◆ **PROBLEM STATEMENT**
Rewrite every line of the listing below as a numbered list, leaving out any blank lines.

(Listings of boxed layout items)
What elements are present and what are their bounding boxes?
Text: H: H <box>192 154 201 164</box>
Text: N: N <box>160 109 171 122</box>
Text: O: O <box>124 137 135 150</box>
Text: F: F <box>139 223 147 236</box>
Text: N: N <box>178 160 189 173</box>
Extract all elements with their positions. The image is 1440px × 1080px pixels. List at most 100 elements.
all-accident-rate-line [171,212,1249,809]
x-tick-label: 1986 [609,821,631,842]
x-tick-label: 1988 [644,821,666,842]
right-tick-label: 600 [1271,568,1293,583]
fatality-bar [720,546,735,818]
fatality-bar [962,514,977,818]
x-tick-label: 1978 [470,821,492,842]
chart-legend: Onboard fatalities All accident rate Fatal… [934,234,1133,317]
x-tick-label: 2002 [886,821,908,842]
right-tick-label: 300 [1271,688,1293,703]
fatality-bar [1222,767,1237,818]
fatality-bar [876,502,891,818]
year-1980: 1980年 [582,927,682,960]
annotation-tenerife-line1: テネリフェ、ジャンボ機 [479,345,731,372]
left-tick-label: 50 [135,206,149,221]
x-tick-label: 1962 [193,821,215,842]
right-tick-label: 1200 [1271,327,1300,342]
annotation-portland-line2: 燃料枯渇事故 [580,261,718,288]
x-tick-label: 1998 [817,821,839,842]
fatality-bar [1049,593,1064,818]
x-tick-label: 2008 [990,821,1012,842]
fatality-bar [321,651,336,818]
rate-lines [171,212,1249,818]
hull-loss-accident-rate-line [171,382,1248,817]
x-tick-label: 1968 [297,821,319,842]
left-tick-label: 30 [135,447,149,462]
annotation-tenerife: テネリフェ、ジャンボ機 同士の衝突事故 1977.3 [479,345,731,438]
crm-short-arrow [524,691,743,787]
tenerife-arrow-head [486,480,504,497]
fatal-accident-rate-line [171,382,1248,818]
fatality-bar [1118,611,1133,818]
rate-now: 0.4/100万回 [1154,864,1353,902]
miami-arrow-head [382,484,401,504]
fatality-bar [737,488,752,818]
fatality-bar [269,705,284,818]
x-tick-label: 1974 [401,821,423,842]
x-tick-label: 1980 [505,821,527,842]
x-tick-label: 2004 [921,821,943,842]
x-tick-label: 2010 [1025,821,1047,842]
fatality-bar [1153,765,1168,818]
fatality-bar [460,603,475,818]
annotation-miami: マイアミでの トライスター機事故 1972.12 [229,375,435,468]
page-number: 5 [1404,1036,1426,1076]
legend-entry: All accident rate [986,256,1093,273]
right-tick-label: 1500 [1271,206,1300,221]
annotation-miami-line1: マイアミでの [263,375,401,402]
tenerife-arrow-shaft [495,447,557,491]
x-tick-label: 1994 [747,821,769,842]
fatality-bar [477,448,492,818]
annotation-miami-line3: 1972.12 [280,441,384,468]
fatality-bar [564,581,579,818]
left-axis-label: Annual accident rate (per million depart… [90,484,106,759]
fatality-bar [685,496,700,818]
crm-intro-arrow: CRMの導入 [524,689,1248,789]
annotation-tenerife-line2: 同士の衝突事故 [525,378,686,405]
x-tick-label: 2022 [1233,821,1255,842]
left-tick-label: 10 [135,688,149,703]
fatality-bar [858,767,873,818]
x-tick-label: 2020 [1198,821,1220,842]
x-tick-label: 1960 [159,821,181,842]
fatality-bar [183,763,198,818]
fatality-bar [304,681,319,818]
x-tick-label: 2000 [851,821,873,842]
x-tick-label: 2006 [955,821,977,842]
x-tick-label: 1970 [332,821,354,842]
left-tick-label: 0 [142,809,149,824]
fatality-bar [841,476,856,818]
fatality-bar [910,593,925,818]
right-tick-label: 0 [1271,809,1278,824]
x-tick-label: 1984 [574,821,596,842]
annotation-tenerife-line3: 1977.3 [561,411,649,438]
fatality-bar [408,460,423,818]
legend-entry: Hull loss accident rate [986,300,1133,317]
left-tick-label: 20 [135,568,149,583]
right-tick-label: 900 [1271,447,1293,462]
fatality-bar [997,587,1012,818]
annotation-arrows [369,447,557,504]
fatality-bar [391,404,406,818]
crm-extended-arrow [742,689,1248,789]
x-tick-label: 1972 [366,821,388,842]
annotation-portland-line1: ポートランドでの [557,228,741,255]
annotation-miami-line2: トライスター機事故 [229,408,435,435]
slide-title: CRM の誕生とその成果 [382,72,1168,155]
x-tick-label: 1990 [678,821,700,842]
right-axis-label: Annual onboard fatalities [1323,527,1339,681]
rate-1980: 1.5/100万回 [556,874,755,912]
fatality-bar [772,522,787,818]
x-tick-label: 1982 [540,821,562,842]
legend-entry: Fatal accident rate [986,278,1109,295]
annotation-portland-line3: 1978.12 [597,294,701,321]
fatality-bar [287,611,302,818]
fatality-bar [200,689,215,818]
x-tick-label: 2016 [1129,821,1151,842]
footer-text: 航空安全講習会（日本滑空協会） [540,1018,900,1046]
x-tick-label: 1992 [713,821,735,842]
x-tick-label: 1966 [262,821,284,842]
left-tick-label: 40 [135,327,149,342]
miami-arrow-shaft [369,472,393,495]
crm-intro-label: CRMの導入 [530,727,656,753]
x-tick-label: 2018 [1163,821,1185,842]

◆ **EXERCISE RESPONSE**
1. What elements are present and what are their bounding boxes?
2. Text: H: H <box>192 154 201 164</box>
3. Text: N: N <box>160 109 171 122</box>
4. Text: O: O <box>124 137 135 150</box>
5. Text: F: F <box>139 223 147 236</box>
6. Text: N: N <box>178 160 189 173</box>
7. Extract all elements with their positions. The image is 1440px × 1080px pixels. List at most 100 elements.
8. all-accident-rate-line [171,212,1249,809]
9. x-tick-label: 1986 [609,821,631,842]
10. x-tick-label: 1988 [644,821,666,842]
11. right-tick-label: 600 [1271,568,1293,583]
12. fatality-bar [720,546,735,818]
13. fatality-bar [962,514,977,818]
14. x-tick-label: 1978 [470,821,492,842]
15. chart-legend: Onboard fatalities All accident rate Fatal… [934,234,1133,317]
16. x-tick-label: 2002 [886,821,908,842]
17. right-tick-label: 300 [1271,688,1293,703]
18. fatality-bar [1222,767,1237,818]
19. fatality-bar [876,502,891,818]
20. year-1980: 1980年 [582,927,682,960]
21. annotation-tenerife-line1: テネリフェ、ジャンボ機 [479,345,731,372]
22. left-tick-label: 50 [135,206,149,221]
23. x-tick-label: 1962 [193,821,215,842]
24. right-tick-label: 1200 [1271,327,1300,342]
25. annotation-portland-line2: 燃料枯渇事故 [580,261,718,288]
26. x-tick-label: 1998 [817,821,839,842]
27. fatality-bar [1049,593,1064,818]
28. x-tick-label: 2008 [990,821,1012,842]
29. fatality-bar [321,651,336,818]
30. rate-lines [171,212,1249,818]
31. hull-loss-accident-rate-line [171,382,1248,817]
32. x-tick-label: 1968 [297,821,319,842]
33. left-tick-label: 30 [135,447,149,462]
34. annotation-tenerife: テネリフェ、ジャンボ機 同士の衝突事故 1977.3 [479,345,731,438]
35. crm-short-arrow [524,691,743,787]
36. tenerife-arrow-head [486,480,504,497]
37. fatal-accident-rate-line [171,382,1248,818]
38. fatality-bar [1118,611,1133,818]
39. rate-now: 0.4/100万回 [1154,864,1353,902]
40. miami-arrow-head [382,484,401,504]
41. fatality-bar [737,488,752,818]
42. fatality-bar [269,705,284,818]
43. x-tick-label: 1974 [401,821,423,842]
44. x-tick-label: 1980 [505,821,527,842]
45. x-tick-label: 2004 [921,821,943,842]
46. x-tick-label: 2010 [1025,821,1047,842]
47. fatality-bar [1153,765,1168,818]
48. fatality-bar [460,603,475,818]
49. annotation-miami: マイアミでの トライスター機事故 1972.12 [229,375,435,468]
50. page-number: 5 [1404,1036,1426,1076]
51. legend-entry: All accident rate [986,256,1093,273]
52. right-tick-label: 1500 [1271,206,1300,221]
53. annotation-miami-line1: マイアミでの [263,375,401,402]
54. tenerife-arrow-shaft [495,447,557,491]
55. x-tick-label: 1994 [747,821,769,842]
56. fatality-bar [477,448,492,818]
57. annotation-miami-line3: 1972.12 [280,441,384,468]
58. fatality-bar [564,581,579,818]
59. left-axis-label: Annual accident rate (per million depart… [90,484,106,759]
60. fatality-bar [685,496,700,818]
61. crm-intro-arrow: CRMの導入 [524,689,1248,789]
62. annotation-tenerife-line2: 同士の衝突事故 [525,378,686,405]
63. x-tick-label: 2022 [1233,821,1255,842]
64. left-tick-label: 10 [135,688,149,703]
65. fatality-bar [858,767,873,818]
66. x-tick-label: 2020 [1198,821,1220,842]
67. x-tick-label: 1960 [159,821,181,842]
68. fatality-bar [183,763,198,818]
69. fatality-bar [304,681,319,818]
70. x-tick-label: 2000 [851,821,873,842]
71. x-tick-label: 2006 [955,821,977,842]
72. x-tick-label: 1970 [332,821,354,842]
73. left-tick-label: 0 [142,809,149,824]
74. fatality-bar [841,476,856,818]
75. fatality-bar [910,593,925,818]
76. right-tick-label: 0 [1271,809,1278,824]
77. x-tick-label: 1984 [574,821,596,842]
78. annotation-tenerife-line3: 1977.3 [561,411,649,438]
79. fatality-bar [408,460,423,818]
80. legend-entry: Hull loss accident rate [986,300,1133,317]
81. left-tick-label: 20 [135,568,149,583]
82. right-tick-label: 900 [1271,447,1293,462]
83. fatality-bar [997,587,1012,818]
84. annotation-arrows [369,447,557,504]
85. fatality-bar [391,404,406,818]
86. crm-extended-arrow [742,689,1248,789]
87. x-tick-label: 1972 [366,821,388,842]
88. annotation-portland-line1: ポートランドでの [557,228,741,255]
89. annotation-miami-line2: トライスター機事故 [229,408,435,435]
90. slide-title: CRM の誕生とその成果 [382,72,1168,155]
91. x-tick-label: 1990 [678,821,700,842]
92. right-axis-label: Annual onboard fatalities [1323,527,1339,681]
93. rate-1980: 1.5/100万回 [556,874,755,912]
94. fatality-bar [772,522,787,818]
95. x-tick-label: 1982 [540,821,562,842]
96. legend-entry: Fatal accident rate [986,278,1109,295]
97. annotation-portland-line3: 1978.12 [597,294,701,321]
98. fatality-bar [287,611,302,818]
99. fatality-bar [200,689,215,818]
100. x-tick-label: 2016 [1129,821,1151,842]
101. footer-text: 航空安全講習会（日本滑空協会） [540,1018,900,1046]
102. x-tick-label: 1992 [713,821,735,842]
103. x-tick-label: 1966 [262,821,284,842]
104. left-tick-label: 40 [135,327,149,342]
105. miami-arrow-shaft [369,472,393,495]
106. crm-intro-label: CRMの導入 [530,727,656,753]
107. x-tick-label: 2018 [1163,821,1185,842]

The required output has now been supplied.